* [Exercise objective]: Copy out all the records exactly.
-- BEGIN Given data --
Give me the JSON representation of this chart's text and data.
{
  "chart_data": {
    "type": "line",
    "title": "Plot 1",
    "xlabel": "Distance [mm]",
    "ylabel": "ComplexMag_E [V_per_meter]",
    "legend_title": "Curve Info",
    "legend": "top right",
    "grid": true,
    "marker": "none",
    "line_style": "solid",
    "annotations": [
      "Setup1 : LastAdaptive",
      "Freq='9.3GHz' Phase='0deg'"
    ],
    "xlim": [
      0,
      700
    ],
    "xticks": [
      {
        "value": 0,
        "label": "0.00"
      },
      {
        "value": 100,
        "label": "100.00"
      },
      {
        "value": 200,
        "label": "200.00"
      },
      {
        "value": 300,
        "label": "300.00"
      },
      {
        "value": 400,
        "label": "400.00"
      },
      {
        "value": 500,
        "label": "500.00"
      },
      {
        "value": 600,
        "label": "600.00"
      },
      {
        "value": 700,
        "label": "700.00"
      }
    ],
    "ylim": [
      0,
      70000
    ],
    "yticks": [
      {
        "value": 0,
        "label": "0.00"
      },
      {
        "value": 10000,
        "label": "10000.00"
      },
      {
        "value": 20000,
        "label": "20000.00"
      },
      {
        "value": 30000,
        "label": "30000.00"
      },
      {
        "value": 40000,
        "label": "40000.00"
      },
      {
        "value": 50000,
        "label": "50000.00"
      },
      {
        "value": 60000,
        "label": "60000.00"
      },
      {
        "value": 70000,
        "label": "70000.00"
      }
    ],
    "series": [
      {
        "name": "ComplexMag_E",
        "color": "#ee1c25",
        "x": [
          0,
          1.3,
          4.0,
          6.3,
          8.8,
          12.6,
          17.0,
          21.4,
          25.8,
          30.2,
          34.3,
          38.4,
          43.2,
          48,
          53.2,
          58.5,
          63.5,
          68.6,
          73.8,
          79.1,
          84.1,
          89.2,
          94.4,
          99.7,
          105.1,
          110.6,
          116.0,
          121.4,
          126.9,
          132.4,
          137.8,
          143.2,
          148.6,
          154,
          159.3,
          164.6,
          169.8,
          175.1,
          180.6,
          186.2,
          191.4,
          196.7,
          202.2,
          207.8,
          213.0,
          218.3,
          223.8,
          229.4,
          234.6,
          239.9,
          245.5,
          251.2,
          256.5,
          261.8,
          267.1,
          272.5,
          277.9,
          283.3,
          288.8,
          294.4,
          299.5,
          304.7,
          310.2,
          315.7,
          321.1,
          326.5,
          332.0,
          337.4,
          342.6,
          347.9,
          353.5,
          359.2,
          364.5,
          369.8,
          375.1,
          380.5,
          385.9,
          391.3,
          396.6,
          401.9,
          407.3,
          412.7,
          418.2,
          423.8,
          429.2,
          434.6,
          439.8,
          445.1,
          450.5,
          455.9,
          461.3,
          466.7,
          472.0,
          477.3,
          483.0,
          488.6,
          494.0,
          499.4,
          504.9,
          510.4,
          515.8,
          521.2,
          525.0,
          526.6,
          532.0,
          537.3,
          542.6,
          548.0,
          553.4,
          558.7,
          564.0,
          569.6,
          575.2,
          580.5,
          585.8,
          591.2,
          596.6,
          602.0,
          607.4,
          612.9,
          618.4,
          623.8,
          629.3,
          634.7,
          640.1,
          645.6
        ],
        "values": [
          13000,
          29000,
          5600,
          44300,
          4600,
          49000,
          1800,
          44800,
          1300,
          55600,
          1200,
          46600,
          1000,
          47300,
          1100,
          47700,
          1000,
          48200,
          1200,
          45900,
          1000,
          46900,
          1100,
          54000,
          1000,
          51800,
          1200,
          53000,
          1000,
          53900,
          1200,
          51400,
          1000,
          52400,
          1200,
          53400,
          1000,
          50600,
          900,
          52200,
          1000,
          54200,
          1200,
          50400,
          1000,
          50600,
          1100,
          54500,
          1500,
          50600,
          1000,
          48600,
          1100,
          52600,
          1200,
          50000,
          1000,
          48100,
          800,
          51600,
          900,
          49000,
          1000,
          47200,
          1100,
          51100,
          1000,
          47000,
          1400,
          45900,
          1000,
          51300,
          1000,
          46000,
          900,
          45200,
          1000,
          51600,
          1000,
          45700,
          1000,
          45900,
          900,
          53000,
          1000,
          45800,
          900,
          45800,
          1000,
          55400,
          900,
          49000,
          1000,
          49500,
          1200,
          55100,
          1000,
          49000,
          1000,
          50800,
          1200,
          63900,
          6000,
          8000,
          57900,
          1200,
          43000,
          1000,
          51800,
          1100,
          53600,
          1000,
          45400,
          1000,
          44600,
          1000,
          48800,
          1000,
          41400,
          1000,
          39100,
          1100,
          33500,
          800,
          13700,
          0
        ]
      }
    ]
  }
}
-- END Given data --
* [Complete output]:
Give me the JSON representation of this chart's text and data.
{
  "chart_data": {
    "type": "line",
    "title": "Plot 1",
    "xlabel": "Distance [mm]",
    "ylabel": "ComplexMag_E [V_per_meter]",
    "legend_title": "Curve Info",
    "legend": "top right",
    "grid": true,
    "marker": "none",
    "line_style": "solid",
    "annotations": [
      "Setup1 : LastAdaptive",
      "Freq='9.3GHz' Phase='0deg'"
    ],
    "xlim": [
      0,
      700
    ],
    "xticks": [
      {
        "value": 0,
        "label": "0.00"
      },
      {
        "value": 100,
        "label": "100.00"
      },
      {
        "value": 200,
        "label": "200.00"
      },
      {
        "value": 300,
        "label": "300.00"
      },
      {
        "value": 400,
        "label": "400.00"
      },
      {
        "value": 500,
        "label": "500.00"
      },
      {
        "value": 600,
        "label": "600.00"
      },
      {
        "value": 700,
        "label": "700.00"
      }
    ],
    "ylim": [
      0,
      70000
    ],
    "yticks": [
      {
        "value": 0,
        "label": "0.00"
      },
      {
        "value": 10000,
        "label": "10000.00"
      },
      {
        "value": 20000,
        "label": "20000.00"
      },
      {
        "value": 30000,
        "label": "30000.00"
      },
      {
        "value": 40000,
        "label": "40000.00"
      },
      {
        "value": 50000,
        "label": "50000.00"
      },
      {
        "value": 60000,
        "label": "60000.00"
      },
      {
        "value": 70000,
        "label": "70000.00"
      }
    ],
    "series": [
      {
        "name": "ComplexMag_E",
        "color": "#ee1c25",
        "x": [
          0,
          1.3,
          4.0,
          6.3,
          8.8,
          12.6,
          17.0,
          21.4,
          25.8,
          30.2,
          34.3,
          38.4,
          43.2,
          48,
          53.2,
          58.5,
          63.5,
          68.6,
          73.8,
          79.1,
          84.1,
          89.2,
          94.4,
          99.7,
          105.1,
          110.6,
          116.0,
          121.4,
          126.9,
          132.4,
          137.8,
          143.2,
          148.6,
          154,
          159.3,
          164.6,
          169.8,
          175.1,
          180.6,
          186.2,
          191.4,
          196.7,
          202.2,
          207.8,
          213.0,
          218.3,
          223.8,
          229.4,
          234.6,
          239.9,
          245.5,
          251.2,
          256.5,
          261.8,
          267.1,
          272.5,
          277.9,
          283.3,
          288.8,
          294.4,
          299.5,
          304.7,
          310.2,
          315.7,
          321.1,
          326.5,
          332.0,
          337.4,
          342.6,
          347.9,
          353.5,
          359.2,
          364.5,
          369.8,
          375.1,
          380.5,
          385.9,
          391.3,
          396.6,
          401.9,
          407.3,
          412.7,
          418.2,
          423.8,
          429.2,
          434.6,
          439.8,
          445.1,
          450.5,
          455.9,
          461.3,
          466.7,
          472.0,
          477.3,
          483.0,
          488.6,
          494.0,
          499.4,
          504.9,
          510.4,
          515.8,
          521.2,
          525.0,
          526.6,
          532.0,
          537.3,
          542.6,
          548.0,
          553.4,
          558.7,
          564.0,
          569.6,
          575.2,
          580.5,
          585.8,
          591.2,
          596.6,
          602.0,
          607.4,
          612.9,
          618.4,
          623.8,
          629.3,
          634.7,
          640.1,
          645.6
        ],
        "values": [
          13000,
          29000,
          5600,
          44300,
          4600,
          49000,
          1800,
          44800,
          1300,
          55600,
          1200,
          46600,
          1000,
          47300,
          1100,
          47700,
          1000,
          48200,
          1200,
          45900,
          1000,
          46900,
          1100,
          54000,
          1000,
          51800,
          1200,
          53000,
          1000,
          53900,
          1200,
          51400,
          1000,
          52400,
          1200,
          53400,
          1000,
          50600,
          900,
          52200,
          1000,
          54200,
          1200,
          50400,
          1000,
          50600,
          1100,
          54500,
          1500,
          50600,
          1000,
          48600,
          1100,
          52600,
          1200,
          50000,
          1000,
          48100,
          800,
          51600,
          900,
          49000,
          1000,
          47200,
          1100,
          51100,
          1000,
          47000,
          1400,
          45900,
          1000,
          51300,
          1000,
          46000,
          900,
          45200,
          1000,
          51600,
          1000,
          45700,
          1000,
          45900,
          900,
          53000,
          1000,
          45800,
          900,
          45800,
          1000,
          55400,
          900,
          49000,
          1000,
          49500,
          1200,
          55100,
          1000,
          49000,
          1000,
          50800,
          1200,
          63900,
          6000,
          8000,
          57900,
          1200,
          43000,
          1000,
          51800,
          1100,
          53600,
          1000,
          45400,
          1000,
          44600,
          1000,
          48800,
          1000,
          41400,
          1000,
          39100,
          1100,
          33500,
          800,
          13700,
          0
        ]
      }
    ]
  }
}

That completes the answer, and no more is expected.